Of all the lines in the data below, how many contain "axis"? Report that number alone.

═════ Given data ═════

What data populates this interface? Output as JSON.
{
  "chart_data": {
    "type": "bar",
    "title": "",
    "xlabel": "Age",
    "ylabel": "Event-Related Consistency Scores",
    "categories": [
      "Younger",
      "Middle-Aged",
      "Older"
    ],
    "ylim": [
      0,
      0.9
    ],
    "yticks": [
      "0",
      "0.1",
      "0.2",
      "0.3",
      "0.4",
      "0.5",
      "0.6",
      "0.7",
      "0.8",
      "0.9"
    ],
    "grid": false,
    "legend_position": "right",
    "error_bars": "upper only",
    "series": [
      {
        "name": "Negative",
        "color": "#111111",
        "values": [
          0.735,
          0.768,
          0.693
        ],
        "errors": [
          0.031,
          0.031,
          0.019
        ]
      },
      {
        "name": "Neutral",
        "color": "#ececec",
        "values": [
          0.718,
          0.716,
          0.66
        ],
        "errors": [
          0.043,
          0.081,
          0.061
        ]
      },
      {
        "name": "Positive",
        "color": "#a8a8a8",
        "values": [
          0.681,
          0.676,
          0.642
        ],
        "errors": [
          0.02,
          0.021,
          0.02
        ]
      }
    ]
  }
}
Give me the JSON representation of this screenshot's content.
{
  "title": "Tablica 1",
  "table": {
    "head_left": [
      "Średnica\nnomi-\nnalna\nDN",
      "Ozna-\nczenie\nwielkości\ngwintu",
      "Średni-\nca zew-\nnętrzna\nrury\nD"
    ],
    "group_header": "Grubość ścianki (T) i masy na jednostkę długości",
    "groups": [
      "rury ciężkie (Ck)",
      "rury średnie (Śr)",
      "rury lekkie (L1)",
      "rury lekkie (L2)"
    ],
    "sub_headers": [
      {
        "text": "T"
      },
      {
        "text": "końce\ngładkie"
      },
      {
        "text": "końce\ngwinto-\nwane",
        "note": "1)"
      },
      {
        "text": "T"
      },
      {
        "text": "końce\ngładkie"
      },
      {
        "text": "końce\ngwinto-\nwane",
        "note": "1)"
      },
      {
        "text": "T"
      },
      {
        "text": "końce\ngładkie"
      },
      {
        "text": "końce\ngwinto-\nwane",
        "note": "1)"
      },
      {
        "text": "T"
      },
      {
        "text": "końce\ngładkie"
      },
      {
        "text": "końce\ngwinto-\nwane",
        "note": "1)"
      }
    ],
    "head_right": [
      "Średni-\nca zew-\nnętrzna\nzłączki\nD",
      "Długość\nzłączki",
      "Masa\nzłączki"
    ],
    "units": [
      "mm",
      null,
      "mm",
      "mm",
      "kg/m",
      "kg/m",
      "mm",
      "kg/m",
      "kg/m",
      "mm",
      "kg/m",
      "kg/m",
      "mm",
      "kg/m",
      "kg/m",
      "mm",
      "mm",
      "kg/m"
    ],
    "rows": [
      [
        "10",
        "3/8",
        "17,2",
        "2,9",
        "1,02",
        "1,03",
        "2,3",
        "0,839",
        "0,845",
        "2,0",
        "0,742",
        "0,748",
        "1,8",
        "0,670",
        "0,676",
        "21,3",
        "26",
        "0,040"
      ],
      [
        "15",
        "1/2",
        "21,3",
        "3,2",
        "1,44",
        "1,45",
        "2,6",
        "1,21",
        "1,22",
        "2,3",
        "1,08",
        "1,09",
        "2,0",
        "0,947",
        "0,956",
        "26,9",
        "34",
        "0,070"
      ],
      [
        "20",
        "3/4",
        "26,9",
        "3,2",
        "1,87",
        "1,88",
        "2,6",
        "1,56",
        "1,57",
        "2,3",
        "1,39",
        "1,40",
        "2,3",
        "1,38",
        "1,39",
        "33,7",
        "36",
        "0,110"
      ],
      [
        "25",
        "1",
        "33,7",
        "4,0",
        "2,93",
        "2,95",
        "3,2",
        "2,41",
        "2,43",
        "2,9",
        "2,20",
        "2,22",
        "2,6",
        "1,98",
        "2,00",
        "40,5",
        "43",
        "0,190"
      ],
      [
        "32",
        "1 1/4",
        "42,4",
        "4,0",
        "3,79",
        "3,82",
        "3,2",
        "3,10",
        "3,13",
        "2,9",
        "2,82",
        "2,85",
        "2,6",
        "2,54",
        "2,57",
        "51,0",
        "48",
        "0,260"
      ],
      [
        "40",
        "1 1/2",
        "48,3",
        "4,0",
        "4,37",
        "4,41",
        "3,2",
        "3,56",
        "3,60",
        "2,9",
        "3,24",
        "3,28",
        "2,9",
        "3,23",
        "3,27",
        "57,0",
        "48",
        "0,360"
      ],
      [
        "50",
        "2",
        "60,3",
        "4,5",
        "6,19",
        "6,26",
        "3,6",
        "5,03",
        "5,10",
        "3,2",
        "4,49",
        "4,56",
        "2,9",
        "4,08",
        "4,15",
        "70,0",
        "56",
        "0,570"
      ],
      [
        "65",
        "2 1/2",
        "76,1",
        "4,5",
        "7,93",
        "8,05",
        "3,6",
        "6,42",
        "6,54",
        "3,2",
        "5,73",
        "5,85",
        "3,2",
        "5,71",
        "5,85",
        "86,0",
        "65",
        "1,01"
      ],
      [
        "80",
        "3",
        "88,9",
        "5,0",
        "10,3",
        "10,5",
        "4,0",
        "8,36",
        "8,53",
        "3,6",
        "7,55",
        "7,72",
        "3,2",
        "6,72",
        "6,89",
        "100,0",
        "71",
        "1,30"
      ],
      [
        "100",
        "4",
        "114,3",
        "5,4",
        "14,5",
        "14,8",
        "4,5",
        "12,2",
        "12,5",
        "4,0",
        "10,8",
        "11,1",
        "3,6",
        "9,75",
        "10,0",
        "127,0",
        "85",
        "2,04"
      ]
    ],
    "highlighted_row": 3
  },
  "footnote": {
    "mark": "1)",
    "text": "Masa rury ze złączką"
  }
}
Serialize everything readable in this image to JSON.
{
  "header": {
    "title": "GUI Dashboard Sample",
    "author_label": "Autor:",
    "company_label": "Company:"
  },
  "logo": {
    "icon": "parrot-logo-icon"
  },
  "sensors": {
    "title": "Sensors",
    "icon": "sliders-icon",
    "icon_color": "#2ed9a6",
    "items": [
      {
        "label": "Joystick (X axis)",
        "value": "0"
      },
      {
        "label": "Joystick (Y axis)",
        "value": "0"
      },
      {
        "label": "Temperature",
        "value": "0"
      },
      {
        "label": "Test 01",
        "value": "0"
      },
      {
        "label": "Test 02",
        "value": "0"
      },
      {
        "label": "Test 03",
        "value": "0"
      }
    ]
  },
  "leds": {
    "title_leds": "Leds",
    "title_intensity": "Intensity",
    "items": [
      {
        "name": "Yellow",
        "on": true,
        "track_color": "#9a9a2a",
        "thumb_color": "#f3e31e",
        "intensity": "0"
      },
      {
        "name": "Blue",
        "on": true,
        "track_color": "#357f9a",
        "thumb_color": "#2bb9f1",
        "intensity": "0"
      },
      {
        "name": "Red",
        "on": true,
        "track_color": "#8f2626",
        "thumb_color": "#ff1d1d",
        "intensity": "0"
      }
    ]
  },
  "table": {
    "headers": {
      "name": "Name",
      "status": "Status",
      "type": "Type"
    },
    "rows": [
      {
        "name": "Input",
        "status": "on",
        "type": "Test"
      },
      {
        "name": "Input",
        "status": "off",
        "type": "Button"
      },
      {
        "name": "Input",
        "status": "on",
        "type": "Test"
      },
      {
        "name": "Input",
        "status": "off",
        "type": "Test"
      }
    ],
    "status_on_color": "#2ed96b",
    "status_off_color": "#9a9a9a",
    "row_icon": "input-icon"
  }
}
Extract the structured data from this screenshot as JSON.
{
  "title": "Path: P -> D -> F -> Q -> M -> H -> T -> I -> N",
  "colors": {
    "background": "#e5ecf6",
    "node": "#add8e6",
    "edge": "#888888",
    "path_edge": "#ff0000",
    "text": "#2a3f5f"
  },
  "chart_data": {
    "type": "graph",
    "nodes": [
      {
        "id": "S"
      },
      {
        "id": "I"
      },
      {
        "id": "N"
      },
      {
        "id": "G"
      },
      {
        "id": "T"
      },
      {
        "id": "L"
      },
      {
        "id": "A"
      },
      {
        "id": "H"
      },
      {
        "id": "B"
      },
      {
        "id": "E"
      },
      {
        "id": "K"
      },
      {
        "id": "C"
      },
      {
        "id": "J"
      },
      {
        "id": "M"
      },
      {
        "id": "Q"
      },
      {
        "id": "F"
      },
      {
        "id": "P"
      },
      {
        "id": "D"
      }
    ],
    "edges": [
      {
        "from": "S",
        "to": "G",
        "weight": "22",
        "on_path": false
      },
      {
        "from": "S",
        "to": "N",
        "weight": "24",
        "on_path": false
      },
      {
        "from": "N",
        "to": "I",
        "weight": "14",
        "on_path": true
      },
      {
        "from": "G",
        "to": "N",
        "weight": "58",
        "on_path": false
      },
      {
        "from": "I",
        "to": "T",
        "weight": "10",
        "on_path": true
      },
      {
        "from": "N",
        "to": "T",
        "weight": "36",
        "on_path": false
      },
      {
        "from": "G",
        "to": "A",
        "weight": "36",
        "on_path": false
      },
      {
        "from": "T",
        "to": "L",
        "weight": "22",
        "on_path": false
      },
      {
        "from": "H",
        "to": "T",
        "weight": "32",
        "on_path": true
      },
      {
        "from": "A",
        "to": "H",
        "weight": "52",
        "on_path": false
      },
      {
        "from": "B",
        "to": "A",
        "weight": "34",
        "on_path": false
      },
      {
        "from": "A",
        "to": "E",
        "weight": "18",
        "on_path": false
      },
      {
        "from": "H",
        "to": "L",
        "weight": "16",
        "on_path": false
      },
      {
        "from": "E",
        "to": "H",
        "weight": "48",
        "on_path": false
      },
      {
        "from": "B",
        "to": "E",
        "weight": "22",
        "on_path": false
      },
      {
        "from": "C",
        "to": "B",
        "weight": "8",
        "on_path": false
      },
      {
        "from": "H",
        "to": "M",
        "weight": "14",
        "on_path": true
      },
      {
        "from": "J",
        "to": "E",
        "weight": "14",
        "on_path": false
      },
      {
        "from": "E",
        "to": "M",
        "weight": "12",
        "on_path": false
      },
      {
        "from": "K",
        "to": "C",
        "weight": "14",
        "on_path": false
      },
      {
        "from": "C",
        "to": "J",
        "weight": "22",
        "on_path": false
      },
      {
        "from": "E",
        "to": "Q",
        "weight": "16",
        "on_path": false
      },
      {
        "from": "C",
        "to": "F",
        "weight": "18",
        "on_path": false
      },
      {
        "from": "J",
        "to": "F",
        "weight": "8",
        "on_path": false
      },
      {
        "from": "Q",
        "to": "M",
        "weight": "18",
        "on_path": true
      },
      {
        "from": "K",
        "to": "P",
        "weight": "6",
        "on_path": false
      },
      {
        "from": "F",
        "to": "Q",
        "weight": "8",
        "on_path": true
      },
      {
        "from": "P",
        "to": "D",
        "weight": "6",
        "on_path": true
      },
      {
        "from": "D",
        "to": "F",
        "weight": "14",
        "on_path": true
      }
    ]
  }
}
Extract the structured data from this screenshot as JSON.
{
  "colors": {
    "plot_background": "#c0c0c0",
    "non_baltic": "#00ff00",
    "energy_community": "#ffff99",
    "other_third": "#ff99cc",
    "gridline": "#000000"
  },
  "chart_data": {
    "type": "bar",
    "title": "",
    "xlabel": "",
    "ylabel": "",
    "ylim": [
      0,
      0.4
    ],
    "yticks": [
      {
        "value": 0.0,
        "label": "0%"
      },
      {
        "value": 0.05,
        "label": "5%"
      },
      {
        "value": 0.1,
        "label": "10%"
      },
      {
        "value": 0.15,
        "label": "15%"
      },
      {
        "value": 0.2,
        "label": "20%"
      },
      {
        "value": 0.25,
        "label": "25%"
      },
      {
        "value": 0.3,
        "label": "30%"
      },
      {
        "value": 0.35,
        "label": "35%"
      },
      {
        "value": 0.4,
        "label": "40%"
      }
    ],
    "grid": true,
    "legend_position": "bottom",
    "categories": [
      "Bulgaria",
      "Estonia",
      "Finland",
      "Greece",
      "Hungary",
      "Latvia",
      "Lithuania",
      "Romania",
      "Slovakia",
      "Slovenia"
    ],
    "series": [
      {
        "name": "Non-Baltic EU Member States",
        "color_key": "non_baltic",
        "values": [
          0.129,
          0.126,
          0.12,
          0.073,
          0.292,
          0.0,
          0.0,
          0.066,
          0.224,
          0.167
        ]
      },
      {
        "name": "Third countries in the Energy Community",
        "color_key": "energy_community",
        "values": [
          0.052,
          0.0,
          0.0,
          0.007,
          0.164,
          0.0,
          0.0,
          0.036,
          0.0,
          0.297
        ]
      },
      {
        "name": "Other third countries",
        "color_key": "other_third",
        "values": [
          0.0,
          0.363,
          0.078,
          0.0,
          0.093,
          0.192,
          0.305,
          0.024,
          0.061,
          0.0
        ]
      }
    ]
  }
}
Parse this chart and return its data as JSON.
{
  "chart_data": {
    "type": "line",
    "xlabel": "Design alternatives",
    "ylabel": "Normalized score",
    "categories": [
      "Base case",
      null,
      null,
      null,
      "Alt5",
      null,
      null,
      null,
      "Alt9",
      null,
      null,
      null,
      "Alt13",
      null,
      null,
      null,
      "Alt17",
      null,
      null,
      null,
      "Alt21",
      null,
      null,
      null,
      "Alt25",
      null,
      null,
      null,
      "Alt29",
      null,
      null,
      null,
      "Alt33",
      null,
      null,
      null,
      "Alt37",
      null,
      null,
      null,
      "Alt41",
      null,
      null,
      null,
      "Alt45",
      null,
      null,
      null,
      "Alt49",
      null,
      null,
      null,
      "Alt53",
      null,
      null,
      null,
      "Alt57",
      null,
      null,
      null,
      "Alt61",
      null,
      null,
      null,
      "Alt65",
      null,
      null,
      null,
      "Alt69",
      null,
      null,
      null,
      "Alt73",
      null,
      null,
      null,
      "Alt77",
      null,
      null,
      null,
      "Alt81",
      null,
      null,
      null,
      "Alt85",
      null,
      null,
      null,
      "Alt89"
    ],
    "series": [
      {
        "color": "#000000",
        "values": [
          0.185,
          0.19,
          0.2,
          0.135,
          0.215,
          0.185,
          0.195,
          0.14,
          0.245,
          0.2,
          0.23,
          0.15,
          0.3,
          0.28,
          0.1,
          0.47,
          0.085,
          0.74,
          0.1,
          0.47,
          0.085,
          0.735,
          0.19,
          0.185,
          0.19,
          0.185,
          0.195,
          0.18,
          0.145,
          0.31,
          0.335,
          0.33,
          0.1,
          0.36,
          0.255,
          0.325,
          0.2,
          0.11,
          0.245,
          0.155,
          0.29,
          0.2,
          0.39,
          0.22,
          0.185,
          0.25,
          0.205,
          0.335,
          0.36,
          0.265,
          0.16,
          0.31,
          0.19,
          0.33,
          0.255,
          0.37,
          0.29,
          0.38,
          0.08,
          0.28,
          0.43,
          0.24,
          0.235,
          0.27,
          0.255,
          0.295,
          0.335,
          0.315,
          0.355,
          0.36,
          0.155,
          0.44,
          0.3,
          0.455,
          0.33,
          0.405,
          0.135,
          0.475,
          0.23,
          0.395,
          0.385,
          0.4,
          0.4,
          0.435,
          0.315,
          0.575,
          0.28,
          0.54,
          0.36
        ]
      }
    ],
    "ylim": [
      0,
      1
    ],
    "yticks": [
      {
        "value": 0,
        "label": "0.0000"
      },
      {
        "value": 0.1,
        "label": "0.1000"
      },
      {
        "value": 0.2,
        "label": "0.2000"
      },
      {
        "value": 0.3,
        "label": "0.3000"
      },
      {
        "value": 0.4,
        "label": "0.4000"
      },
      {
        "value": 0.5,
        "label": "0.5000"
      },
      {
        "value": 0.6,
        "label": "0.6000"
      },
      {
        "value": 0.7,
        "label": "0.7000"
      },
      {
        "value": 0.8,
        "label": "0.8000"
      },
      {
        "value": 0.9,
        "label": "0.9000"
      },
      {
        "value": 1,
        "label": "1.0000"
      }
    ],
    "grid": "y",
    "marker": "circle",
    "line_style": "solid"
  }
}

═════

• [The completed task]
2